### [Objective]
Find each line with "邻里帮帮团" and copy it.

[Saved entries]
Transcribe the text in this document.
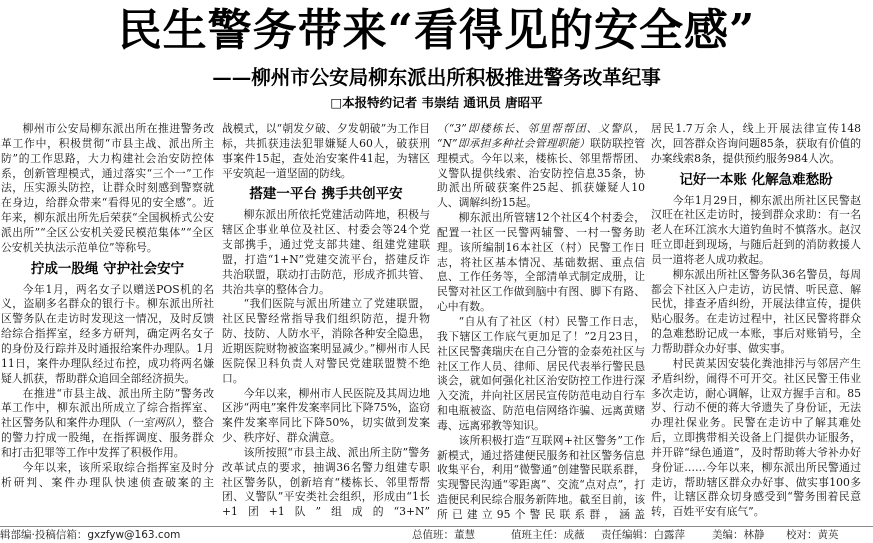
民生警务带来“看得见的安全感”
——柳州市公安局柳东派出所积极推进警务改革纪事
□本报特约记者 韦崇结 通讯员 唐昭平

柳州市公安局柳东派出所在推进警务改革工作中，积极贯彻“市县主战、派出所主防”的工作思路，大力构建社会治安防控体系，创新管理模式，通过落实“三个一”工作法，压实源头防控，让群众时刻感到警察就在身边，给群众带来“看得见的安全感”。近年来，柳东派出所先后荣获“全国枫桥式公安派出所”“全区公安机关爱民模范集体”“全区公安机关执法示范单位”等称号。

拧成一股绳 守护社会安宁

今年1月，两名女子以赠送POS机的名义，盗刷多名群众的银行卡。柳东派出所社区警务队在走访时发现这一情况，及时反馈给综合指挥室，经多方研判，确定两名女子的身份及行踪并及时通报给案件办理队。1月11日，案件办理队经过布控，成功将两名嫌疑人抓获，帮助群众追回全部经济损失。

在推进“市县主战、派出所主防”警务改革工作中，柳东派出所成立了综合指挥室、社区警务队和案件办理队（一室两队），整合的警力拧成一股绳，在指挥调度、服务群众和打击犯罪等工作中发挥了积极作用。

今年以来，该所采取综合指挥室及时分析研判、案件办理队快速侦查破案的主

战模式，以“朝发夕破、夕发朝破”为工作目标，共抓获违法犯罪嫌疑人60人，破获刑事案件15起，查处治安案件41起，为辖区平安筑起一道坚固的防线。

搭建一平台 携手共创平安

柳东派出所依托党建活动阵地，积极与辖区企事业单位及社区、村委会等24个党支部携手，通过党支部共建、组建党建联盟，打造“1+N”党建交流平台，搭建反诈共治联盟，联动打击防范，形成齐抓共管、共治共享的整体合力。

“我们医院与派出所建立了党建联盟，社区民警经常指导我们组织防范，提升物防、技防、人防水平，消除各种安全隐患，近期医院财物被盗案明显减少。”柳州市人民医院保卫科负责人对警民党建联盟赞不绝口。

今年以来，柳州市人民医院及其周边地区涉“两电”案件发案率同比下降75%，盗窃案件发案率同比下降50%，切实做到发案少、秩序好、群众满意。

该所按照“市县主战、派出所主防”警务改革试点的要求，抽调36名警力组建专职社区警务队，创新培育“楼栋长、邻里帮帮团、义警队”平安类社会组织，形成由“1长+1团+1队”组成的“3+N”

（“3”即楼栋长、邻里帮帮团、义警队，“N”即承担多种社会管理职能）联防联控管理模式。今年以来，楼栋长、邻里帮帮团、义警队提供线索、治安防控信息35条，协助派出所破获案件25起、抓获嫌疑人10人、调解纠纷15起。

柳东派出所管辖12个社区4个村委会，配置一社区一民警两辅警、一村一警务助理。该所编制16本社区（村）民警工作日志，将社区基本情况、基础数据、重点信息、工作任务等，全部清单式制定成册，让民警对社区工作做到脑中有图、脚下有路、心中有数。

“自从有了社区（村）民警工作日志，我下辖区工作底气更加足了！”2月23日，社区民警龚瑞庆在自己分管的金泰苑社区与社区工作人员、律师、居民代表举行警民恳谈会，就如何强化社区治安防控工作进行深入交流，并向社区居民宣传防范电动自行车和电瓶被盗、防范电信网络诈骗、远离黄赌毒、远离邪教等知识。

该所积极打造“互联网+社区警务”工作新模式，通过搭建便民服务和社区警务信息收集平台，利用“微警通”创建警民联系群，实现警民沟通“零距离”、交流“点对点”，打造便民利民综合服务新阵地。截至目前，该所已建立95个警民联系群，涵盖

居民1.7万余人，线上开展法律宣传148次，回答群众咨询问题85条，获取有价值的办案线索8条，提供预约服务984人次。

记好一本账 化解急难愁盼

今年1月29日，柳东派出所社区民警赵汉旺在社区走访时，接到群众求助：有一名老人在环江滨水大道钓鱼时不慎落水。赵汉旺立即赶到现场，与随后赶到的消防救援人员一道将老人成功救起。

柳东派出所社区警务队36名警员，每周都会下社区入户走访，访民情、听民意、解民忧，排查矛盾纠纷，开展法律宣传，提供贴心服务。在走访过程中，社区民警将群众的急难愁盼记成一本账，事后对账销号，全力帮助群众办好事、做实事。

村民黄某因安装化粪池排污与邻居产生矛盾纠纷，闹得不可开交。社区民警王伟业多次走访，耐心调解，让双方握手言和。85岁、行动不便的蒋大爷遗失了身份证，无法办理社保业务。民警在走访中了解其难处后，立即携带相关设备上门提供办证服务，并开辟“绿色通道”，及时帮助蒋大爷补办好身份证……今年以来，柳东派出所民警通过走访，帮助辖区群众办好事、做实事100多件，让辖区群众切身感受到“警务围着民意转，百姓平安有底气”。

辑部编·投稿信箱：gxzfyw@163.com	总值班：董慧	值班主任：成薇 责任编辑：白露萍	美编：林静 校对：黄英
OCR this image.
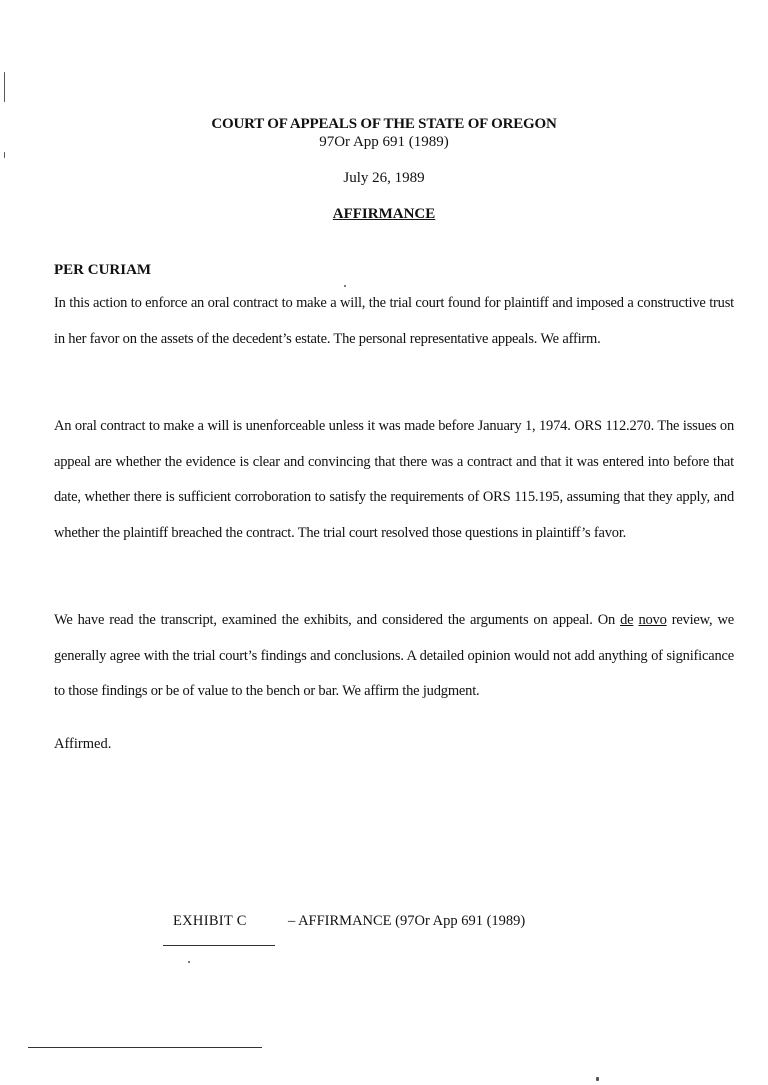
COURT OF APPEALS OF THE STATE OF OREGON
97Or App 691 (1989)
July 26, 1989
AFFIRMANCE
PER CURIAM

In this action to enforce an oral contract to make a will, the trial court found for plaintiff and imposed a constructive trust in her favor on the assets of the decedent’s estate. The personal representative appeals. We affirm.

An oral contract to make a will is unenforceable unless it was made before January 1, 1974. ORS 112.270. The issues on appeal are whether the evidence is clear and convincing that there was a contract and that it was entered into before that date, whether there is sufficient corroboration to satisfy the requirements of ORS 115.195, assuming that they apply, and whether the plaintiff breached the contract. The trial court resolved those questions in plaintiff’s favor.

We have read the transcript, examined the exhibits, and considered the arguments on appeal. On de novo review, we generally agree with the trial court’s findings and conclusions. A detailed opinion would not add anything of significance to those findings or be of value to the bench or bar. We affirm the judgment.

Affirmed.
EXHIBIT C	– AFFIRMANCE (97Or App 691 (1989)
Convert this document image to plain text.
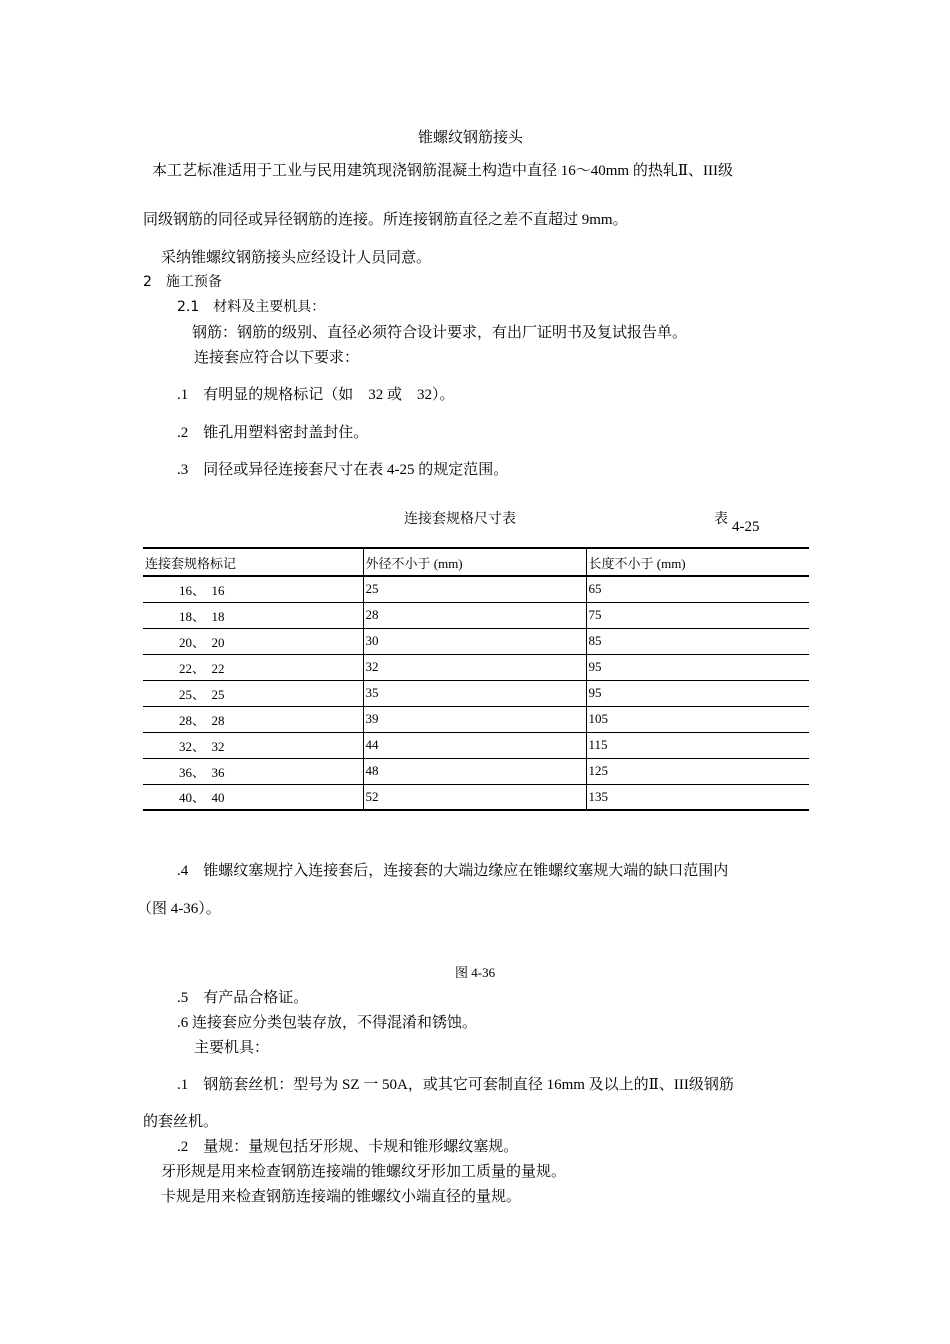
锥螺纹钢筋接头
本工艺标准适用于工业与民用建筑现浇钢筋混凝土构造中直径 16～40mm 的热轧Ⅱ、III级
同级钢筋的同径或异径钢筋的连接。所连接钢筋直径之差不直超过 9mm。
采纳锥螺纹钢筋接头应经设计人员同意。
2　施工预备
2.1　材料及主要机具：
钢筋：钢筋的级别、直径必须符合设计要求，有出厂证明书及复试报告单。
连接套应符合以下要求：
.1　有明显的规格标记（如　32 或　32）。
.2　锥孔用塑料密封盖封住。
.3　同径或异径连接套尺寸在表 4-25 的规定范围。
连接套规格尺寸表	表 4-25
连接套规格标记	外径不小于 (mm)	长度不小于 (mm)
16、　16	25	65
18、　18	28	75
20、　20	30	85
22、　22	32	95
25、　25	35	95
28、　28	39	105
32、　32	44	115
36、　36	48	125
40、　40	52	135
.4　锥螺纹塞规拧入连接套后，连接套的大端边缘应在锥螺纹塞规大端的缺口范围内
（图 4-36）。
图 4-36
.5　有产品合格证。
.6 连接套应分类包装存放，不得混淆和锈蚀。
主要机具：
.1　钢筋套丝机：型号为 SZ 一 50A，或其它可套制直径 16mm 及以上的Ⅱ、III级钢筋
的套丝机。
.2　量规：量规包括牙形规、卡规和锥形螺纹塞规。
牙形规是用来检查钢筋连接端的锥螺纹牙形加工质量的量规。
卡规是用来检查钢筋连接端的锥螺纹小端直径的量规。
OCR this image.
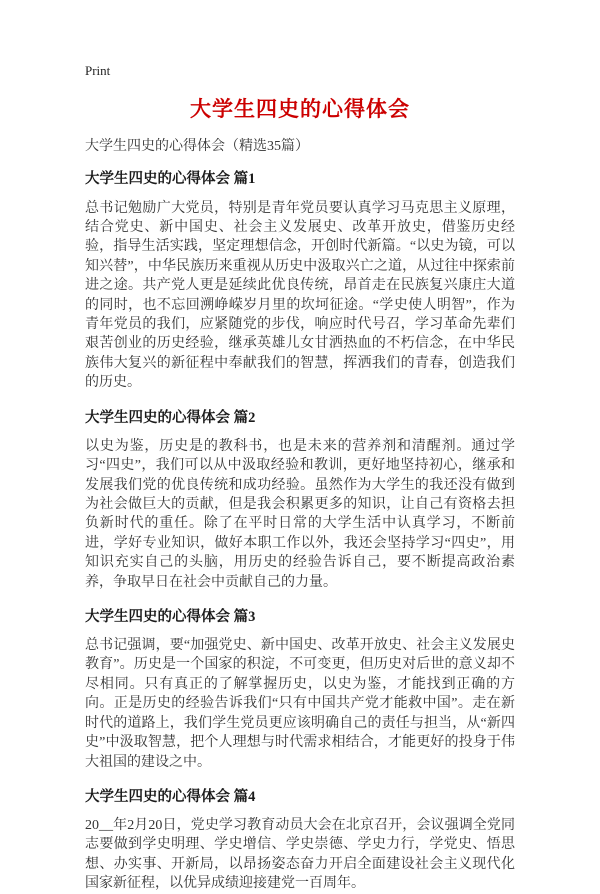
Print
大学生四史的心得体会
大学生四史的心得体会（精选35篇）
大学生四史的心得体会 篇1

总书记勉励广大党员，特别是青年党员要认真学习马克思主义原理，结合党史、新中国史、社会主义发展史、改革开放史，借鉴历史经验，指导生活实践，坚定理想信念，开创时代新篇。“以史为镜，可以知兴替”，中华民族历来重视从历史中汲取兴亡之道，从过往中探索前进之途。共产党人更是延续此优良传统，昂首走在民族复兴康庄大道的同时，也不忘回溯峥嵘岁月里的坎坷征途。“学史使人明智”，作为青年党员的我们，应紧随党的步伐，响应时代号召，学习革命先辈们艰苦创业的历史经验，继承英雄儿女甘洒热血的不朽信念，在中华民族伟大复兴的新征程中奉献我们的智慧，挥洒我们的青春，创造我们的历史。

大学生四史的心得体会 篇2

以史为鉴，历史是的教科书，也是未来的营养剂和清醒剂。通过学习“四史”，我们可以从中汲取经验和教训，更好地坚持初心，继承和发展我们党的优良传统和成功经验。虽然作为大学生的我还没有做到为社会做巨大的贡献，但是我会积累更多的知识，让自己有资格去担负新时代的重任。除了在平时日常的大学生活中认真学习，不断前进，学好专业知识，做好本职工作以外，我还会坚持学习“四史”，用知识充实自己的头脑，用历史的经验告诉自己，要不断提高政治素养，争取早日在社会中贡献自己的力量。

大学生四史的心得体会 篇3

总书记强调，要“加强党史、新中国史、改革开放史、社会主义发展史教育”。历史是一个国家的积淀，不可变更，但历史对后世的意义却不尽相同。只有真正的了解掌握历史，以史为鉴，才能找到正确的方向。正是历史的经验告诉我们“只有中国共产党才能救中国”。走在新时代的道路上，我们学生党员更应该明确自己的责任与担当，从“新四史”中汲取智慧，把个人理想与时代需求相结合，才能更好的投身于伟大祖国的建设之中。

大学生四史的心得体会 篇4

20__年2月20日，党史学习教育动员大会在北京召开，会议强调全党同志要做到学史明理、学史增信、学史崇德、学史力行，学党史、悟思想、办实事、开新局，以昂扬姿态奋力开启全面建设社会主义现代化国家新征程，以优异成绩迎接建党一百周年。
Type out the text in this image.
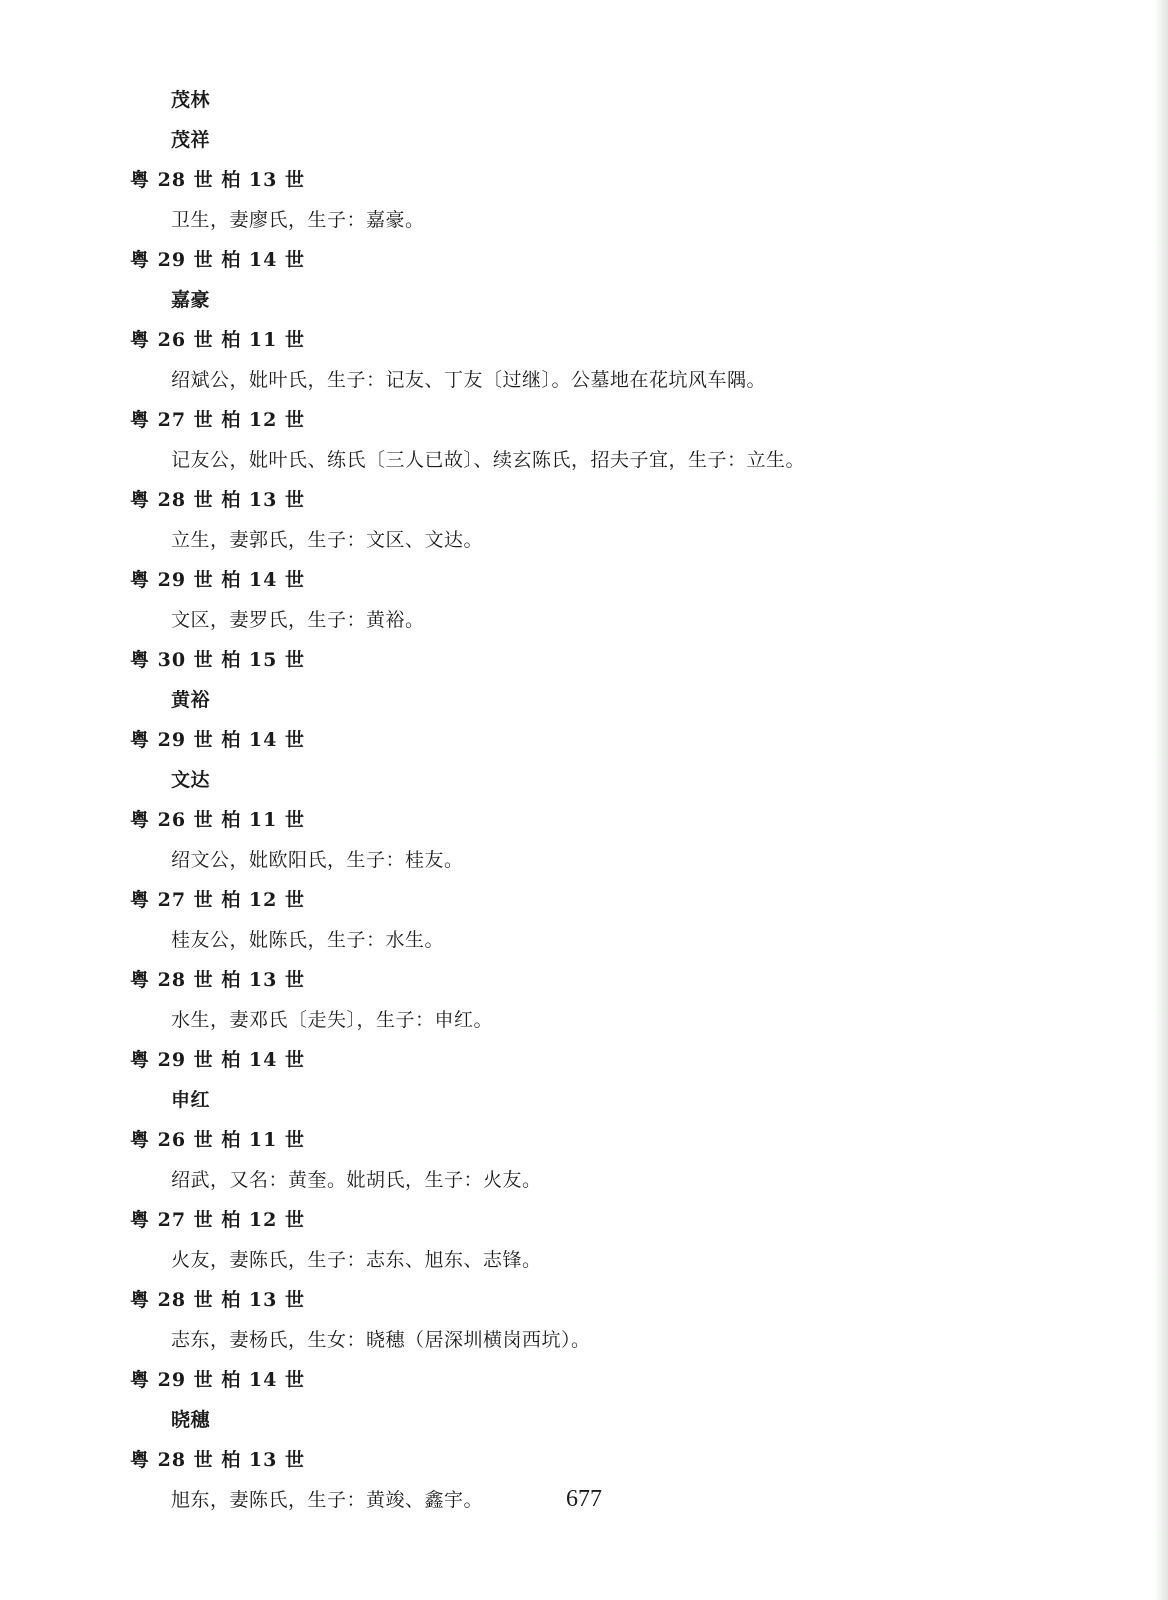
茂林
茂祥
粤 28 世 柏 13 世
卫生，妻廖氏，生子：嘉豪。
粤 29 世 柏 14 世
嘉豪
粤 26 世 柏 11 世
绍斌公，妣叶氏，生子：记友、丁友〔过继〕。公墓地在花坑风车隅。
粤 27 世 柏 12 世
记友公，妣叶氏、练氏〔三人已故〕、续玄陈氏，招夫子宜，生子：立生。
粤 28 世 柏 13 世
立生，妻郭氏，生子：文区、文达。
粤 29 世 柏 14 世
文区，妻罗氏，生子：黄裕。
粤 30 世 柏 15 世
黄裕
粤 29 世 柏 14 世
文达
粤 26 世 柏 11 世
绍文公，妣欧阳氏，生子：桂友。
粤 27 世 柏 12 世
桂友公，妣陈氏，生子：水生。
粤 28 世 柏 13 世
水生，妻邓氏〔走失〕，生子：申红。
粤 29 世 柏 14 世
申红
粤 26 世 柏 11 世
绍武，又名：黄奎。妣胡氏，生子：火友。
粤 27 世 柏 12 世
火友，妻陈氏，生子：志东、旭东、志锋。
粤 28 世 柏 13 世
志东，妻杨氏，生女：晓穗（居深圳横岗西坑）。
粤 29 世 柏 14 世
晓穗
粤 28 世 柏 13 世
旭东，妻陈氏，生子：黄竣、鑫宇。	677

### [Finished answer]
该所按照“市县主战、派出所主防”警务改革试点的要求，抽调36名警力组建专职社区警务队，创新培育“楼栋长、邻里帮帮团、义警队”平安类社会组织，形成由“1长+1团+1队”组成的“3+N”
（“3”即楼栋长、邻里帮帮团、义警队，“N”即承担多种社会管理职能）联防联控管理模式。今年以来，楼栋长、邻里帮帮团、义警队提供线索、治安防控信息35条，协助派出所破获案件25起、抓获嫌疑人10人、调解纠纷15起。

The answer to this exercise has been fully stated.